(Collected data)
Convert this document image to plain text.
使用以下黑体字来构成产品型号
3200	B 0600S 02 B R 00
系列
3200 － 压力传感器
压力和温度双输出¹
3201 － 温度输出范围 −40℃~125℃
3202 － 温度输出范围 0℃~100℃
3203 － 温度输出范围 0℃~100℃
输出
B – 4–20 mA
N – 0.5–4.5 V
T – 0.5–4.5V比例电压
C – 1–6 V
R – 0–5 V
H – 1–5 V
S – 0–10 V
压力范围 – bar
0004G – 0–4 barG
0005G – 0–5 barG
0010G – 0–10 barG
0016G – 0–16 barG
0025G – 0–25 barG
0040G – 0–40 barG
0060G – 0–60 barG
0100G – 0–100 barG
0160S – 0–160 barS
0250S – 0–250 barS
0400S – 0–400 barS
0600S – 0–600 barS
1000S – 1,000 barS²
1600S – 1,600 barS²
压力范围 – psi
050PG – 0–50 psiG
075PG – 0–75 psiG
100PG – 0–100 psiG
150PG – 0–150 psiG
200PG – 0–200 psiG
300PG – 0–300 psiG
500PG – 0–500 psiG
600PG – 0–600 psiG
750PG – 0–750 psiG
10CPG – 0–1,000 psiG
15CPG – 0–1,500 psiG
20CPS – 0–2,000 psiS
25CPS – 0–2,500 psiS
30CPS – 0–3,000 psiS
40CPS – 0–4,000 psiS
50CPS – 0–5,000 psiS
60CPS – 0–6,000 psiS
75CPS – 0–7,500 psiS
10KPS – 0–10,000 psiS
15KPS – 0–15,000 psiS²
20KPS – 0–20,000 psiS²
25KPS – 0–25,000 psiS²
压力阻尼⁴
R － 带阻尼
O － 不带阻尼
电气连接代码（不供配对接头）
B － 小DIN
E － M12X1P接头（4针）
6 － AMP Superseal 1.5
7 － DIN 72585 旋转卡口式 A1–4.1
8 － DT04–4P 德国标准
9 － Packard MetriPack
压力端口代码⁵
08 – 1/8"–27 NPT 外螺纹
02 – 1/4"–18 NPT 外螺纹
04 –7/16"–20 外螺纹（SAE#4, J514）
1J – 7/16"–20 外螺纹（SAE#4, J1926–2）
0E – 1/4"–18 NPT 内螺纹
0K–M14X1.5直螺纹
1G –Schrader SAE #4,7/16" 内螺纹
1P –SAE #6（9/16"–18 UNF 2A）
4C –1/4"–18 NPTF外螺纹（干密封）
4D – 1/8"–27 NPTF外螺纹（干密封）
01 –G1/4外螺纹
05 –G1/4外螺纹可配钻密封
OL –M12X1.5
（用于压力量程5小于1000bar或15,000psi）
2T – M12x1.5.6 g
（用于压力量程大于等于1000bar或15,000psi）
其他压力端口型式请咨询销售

**Given task:**
Work through the records line by line and tally those with the word "psiG". Report only the total.

**Task result:**
11